** BEGIN **
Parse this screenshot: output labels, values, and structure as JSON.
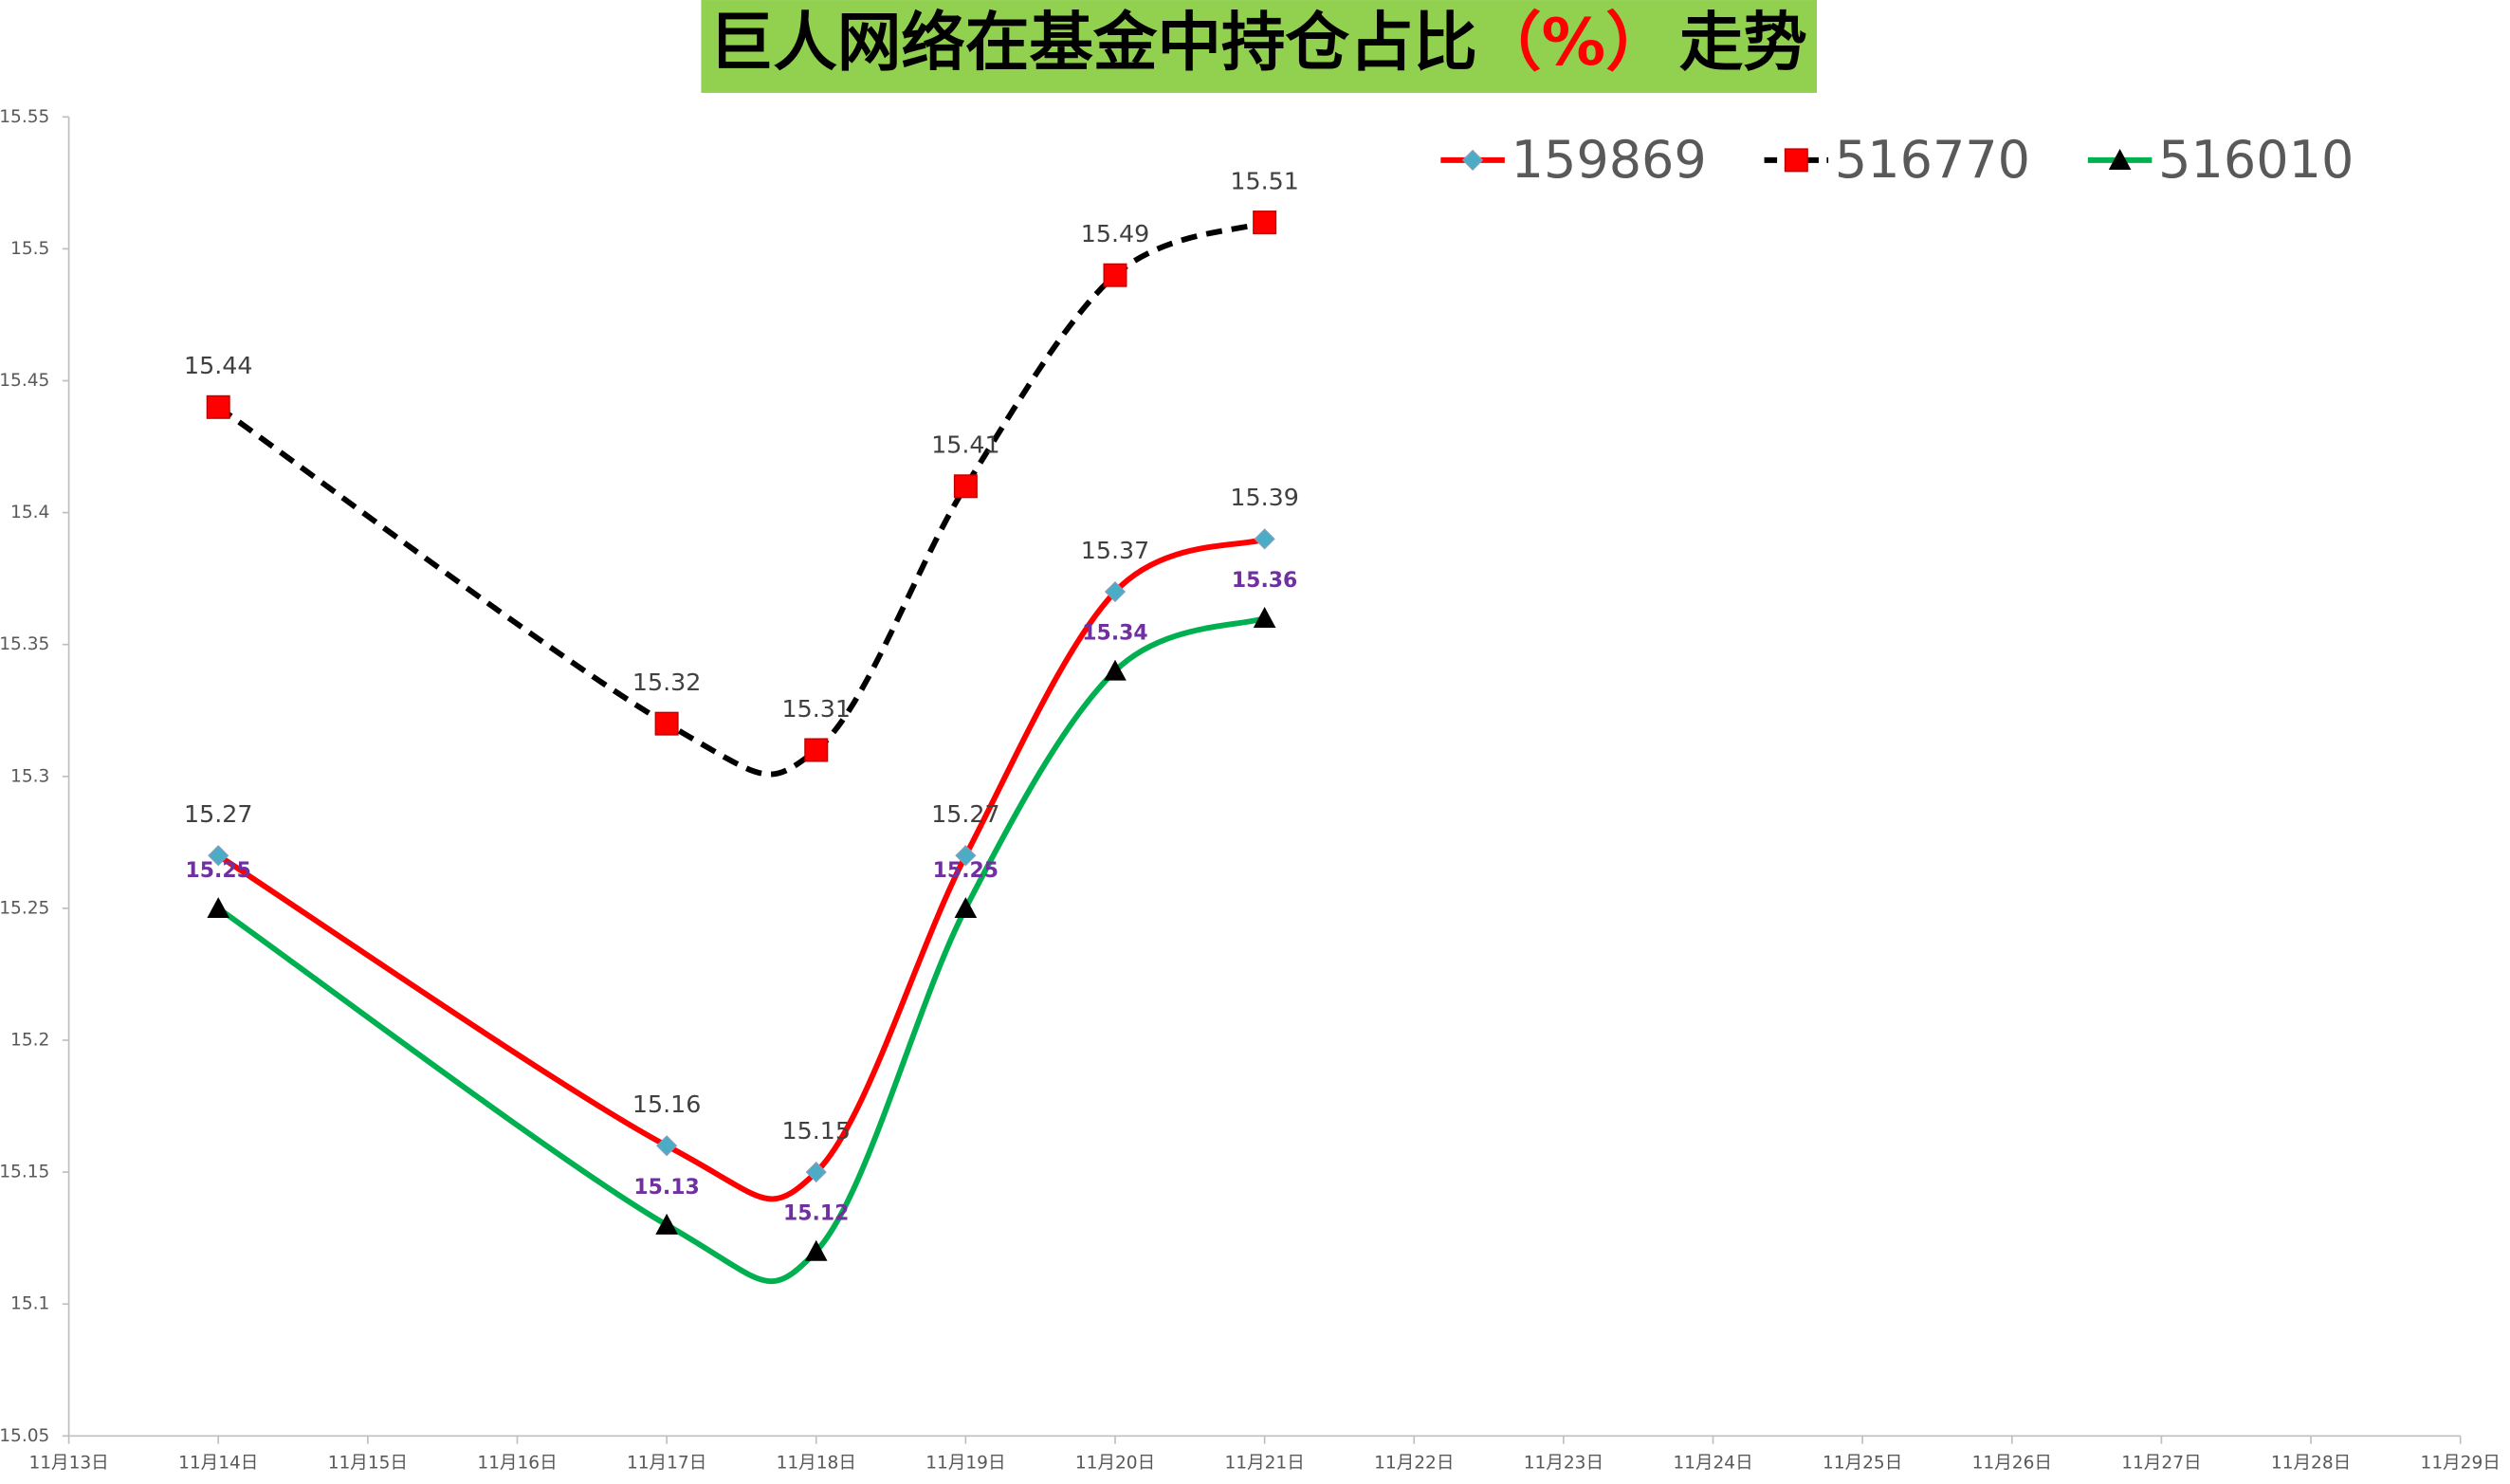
{
  "chart_data": {
    "type": "line",
    "title": [
      "巨人网络在基金中持仓占比",
      "（%）",
      "走势"
    ],
    "xticks": [
      "11月13日",
      "11月14日",
      "11月15日",
      "11月16日",
      "11月17日",
      "11月18日",
      "11月19日",
      "11月20日",
      "11月21日",
      "11月22日",
      "11月23日",
      "11月24日",
      "11月25日",
      "11月26日",
      "11月27日",
      "11月28日",
      "11月29日"
    ],
    "x": [
      "11月14日",
      "11月17日",
      "11月18日",
      "11月19日",
      "11月20日",
      "11月21日"
    ],
    "ylim": [
      15.05,
      15.55
    ],
    "yticks": [
      15.05,
      15.1,
      15.15,
      15.2,
      15.25,
      15.3,
      15.35,
      15.4,
      15.45,
      15.5,
      15.55
    ],
    "smooth": true,
    "legend": "top-right",
    "series": [
      {
        "name": "159869",
        "color": "#ff0000",
        "marker": "diamond",
        "marker_color": "#4bacc6",
        "dash": false,
        "label_color": "#404040",
        "values": [
          15.27,
          15.16,
          15.15,
          15.27,
          15.37,
          15.39
        ]
      },
      {
        "name": "516770",
        "color": "#000000",
        "marker": "square",
        "marker_color": "#ff0000",
        "dash": true,
        "label_color": "#404040",
        "values": [
          15.44,
          15.32,
          15.31,
          15.41,
          15.49,
          15.51
        ]
      },
      {
        "name": "516010",
        "color": "#00b050",
        "marker": "triangle",
        "marker_color": "#000000",
        "dash": false,
        "label_color": "#7030a0",
        "values": [
          15.25,
          15.13,
          15.12,
          15.25,
          15.34,
          15.36
        ]
      }
    ]
  }
}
** END **
▶ [TASK DESCRIPTION] Quote each record exactly as it stands, minus the pictures.

▶ [COMPLETE OUTPUT]
Parse this screenshot: output labels, values, and structure as JSON.
{
  "chart_data": {
    "type": "line",
    "title": [
      "巨人网络在基金中持仓占比",
      "（%）",
      "走势"
    ],
    "xticks": [
      "11月13日",
      "11月14日",
      "11月15日",
      "11月16日",
      "11月17日",
      "11月18日",
      "11月19日",
      "11月20日",
      "11月21日",
      "11月22日",
      "11月23日",
      "11月24日",
      "11月25日",
      "11月26日",
      "11月27日",
      "11月28日",
      "11月29日"
    ],
    "x": [
      "11月14日",
      "11月17日",
      "11月18日",
      "11月19日",
      "11月20日",
      "11月21日"
    ],
    "ylim": [
      15.05,
      15.55
    ],
    "yticks": [
      15.05,
      15.1,
      15.15,
      15.2,
      15.25,
      15.3,
      15.35,
      15.4,
      15.45,
      15.5,
      15.55
    ],
    "smooth": true,
    "legend": "top-right",
    "series": [
      {
        "name": "159869",
        "color": "#ff0000",
        "marker": "diamond",
        "marker_color": "#4bacc6",
        "dash": false,
        "label_color": "#404040",
        "values": [
          15.27,
          15.16,
          15.15,
          15.27,
          15.37,
          15.39
        ]
      },
      {
        "name": "516770",
        "color": "#000000",
        "marker": "square",
        "marker_color": "#ff0000",
        "dash": true,
        "label_color": "#404040",
        "values": [
          15.44,
          15.32,
          15.31,
          15.41,
          15.49,
          15.51
        ]
      },
      {
        "name": "516010",
        "color": "#00b050",
        "marker": "triangle",
        "marker_color": "#000000",
        "dash": false,
        "label_color": "#7030a0",
        "values": [
          15.25,
          15.13,
          15.12,
          15.25,
          15.34,
          15.36
        ]
      }
    ]
  }
}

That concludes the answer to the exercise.